### REQUIRED TASK
Return a copy of every line in the records that includes the word "name".

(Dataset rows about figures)
......
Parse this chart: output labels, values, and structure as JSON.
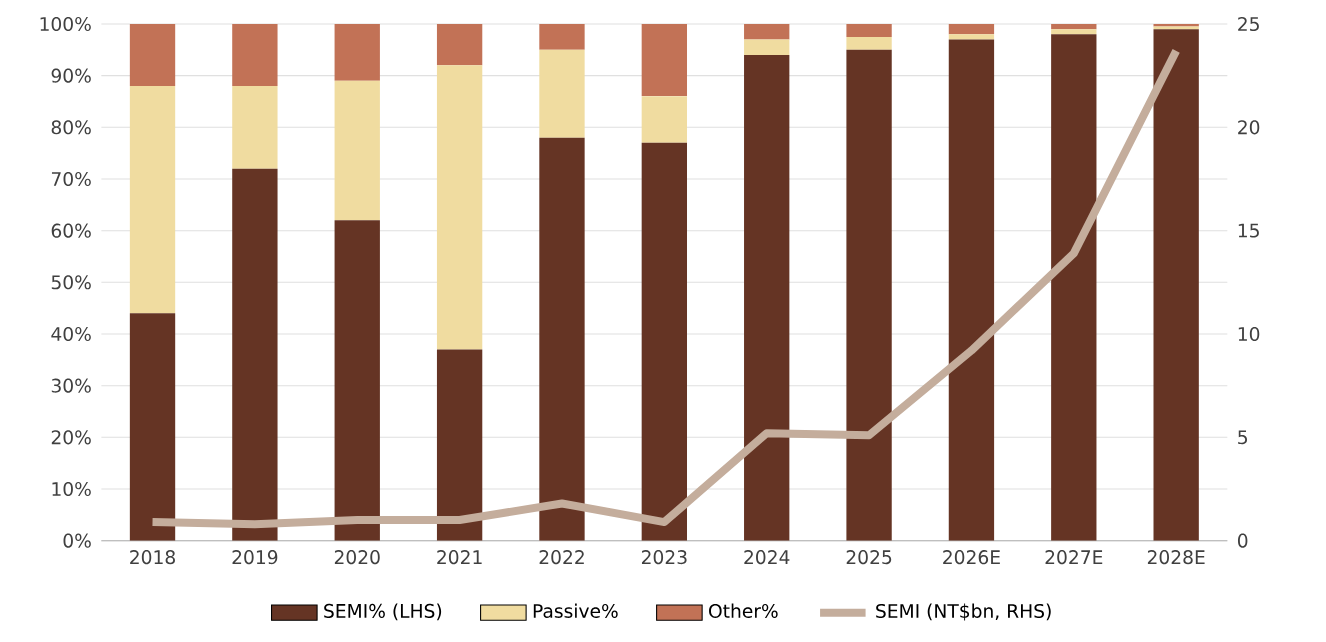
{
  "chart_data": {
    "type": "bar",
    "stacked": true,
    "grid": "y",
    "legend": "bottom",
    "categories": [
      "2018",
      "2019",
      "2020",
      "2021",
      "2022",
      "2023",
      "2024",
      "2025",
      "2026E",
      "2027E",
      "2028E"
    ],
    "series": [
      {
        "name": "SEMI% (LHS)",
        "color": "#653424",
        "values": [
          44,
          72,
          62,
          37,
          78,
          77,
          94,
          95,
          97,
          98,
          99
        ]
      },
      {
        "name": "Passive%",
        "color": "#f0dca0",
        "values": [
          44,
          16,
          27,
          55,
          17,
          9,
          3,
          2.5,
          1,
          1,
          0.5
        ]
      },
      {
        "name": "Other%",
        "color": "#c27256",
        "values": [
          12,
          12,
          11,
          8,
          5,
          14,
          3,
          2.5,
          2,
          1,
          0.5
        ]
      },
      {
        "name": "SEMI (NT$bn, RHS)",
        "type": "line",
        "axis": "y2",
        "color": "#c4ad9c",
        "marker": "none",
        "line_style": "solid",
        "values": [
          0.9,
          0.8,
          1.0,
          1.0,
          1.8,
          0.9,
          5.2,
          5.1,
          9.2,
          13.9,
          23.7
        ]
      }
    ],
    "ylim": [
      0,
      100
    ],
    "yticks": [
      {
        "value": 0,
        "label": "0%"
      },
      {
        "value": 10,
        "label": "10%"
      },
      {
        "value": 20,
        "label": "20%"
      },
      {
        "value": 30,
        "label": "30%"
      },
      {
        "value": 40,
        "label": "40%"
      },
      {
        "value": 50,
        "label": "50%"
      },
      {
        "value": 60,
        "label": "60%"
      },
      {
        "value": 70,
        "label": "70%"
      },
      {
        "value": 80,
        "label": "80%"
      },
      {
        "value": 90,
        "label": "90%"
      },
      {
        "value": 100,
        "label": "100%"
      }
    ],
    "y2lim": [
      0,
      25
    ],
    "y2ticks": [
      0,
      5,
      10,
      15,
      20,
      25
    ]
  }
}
......
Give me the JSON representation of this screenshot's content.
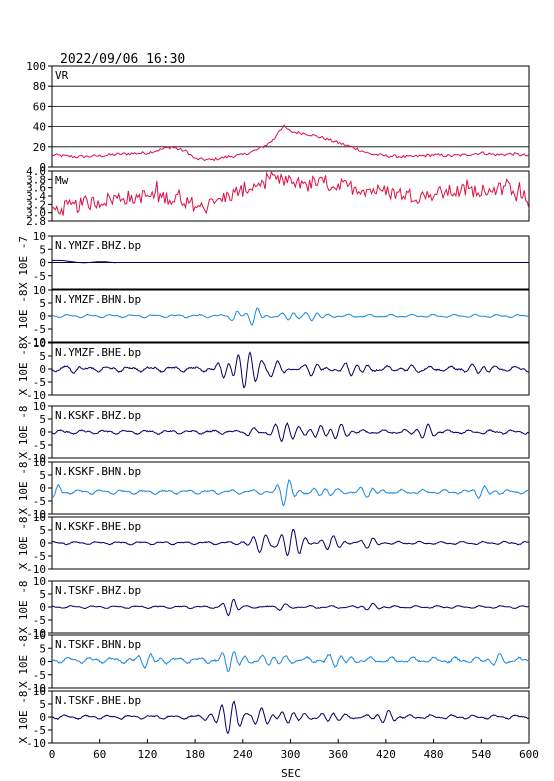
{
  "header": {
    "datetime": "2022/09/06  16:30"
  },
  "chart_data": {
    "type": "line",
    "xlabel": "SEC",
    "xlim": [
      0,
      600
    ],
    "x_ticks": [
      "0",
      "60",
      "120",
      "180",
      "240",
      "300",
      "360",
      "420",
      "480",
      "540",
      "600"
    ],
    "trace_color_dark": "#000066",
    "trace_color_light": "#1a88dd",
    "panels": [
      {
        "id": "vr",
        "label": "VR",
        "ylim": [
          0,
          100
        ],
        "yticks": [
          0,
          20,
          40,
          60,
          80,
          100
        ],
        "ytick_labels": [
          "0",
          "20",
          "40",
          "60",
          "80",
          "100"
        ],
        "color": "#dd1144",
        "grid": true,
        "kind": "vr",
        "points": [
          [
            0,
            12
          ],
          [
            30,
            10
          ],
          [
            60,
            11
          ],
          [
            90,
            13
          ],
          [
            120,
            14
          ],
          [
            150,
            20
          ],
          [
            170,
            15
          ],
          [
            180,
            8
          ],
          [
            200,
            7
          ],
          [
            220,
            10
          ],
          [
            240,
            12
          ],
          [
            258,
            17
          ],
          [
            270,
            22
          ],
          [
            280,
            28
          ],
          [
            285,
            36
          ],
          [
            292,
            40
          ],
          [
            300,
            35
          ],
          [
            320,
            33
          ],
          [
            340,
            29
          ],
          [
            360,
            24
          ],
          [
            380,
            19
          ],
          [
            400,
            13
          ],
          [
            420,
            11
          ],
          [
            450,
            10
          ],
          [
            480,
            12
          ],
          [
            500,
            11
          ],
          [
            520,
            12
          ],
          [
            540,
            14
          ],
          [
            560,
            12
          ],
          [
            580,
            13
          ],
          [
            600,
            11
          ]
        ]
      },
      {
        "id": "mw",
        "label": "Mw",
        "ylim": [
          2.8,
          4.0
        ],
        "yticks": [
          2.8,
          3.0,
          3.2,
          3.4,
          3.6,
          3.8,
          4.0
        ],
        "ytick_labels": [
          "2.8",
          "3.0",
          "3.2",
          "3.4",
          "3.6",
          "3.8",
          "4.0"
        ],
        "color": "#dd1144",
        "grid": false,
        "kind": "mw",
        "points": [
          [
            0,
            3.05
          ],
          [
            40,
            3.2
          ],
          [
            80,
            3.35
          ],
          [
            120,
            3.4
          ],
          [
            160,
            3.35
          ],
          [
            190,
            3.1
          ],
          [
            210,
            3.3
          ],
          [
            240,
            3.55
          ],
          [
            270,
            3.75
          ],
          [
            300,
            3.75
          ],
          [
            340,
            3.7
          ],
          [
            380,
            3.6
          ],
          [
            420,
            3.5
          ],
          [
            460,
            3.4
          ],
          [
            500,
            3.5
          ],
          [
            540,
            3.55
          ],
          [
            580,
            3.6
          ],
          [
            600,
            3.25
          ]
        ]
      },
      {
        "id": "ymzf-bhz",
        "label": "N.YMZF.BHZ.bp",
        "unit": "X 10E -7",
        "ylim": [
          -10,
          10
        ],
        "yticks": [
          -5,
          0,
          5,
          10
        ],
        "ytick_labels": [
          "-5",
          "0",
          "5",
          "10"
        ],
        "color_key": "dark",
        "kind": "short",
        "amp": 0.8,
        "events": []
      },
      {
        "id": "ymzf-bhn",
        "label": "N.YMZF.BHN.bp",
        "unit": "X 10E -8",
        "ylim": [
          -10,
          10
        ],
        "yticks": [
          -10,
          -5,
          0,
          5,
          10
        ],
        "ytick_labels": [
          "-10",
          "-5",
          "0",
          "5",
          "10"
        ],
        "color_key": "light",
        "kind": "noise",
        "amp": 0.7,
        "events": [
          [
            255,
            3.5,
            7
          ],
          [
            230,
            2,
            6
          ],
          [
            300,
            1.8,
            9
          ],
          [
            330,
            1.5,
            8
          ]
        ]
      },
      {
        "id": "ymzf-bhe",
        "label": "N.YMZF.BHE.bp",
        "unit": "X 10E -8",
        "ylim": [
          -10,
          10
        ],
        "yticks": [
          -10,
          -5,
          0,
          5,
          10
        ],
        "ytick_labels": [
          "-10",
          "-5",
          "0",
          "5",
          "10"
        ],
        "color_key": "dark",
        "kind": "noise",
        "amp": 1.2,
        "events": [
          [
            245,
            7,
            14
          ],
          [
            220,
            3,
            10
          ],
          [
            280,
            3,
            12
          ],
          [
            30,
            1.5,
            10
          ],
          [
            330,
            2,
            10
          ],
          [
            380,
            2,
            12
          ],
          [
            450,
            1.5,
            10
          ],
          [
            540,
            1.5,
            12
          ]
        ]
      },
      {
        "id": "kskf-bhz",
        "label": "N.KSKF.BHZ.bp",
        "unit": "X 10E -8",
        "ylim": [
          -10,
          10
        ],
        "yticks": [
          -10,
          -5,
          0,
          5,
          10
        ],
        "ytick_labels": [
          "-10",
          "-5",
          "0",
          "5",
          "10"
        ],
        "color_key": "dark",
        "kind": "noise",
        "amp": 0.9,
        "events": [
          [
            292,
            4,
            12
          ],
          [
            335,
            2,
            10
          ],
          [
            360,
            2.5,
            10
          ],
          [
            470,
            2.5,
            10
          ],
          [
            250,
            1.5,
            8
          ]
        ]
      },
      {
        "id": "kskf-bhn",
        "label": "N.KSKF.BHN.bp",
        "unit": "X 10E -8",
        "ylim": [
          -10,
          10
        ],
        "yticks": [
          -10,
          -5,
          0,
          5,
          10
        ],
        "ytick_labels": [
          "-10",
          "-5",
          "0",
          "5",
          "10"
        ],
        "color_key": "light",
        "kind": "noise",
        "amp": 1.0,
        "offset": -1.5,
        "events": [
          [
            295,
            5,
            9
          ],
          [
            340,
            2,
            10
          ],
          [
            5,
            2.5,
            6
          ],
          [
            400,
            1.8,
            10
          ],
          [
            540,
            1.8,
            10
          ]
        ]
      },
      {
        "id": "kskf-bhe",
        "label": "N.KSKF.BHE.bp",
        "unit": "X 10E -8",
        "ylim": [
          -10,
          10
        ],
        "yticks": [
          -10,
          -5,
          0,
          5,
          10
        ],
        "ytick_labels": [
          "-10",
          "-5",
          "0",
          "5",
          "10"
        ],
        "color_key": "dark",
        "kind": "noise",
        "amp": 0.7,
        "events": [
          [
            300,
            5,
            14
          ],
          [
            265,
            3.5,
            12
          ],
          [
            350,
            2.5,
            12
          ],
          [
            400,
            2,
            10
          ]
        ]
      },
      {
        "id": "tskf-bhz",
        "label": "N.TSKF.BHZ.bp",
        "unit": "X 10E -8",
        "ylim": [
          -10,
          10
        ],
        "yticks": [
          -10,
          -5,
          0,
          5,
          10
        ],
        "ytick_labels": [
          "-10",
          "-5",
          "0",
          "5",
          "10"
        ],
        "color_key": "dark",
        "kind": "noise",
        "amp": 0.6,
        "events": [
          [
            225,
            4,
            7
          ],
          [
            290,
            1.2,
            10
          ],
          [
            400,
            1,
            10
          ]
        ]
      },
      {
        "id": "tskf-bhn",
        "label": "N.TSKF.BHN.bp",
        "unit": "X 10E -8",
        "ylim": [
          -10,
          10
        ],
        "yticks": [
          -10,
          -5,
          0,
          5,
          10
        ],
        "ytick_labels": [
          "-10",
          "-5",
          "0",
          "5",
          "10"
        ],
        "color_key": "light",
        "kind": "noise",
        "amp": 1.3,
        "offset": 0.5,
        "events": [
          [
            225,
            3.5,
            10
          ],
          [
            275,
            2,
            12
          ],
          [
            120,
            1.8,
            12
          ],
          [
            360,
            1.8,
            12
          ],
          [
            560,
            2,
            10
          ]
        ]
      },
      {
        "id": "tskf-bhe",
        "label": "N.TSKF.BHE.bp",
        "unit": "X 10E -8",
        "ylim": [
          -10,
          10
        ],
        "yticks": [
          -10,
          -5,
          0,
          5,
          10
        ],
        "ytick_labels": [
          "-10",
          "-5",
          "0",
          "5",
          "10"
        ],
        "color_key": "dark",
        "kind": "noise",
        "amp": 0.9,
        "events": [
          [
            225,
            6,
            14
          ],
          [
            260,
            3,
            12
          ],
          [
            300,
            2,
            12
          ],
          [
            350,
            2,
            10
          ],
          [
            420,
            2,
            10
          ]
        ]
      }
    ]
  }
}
......
### ANSWER TO THE TASK
        "name": "SEMI% (LHS)",
        "name": "Passive%",
        "name": "Other%",
        "name": "SEMI (NT$bn, RHS)",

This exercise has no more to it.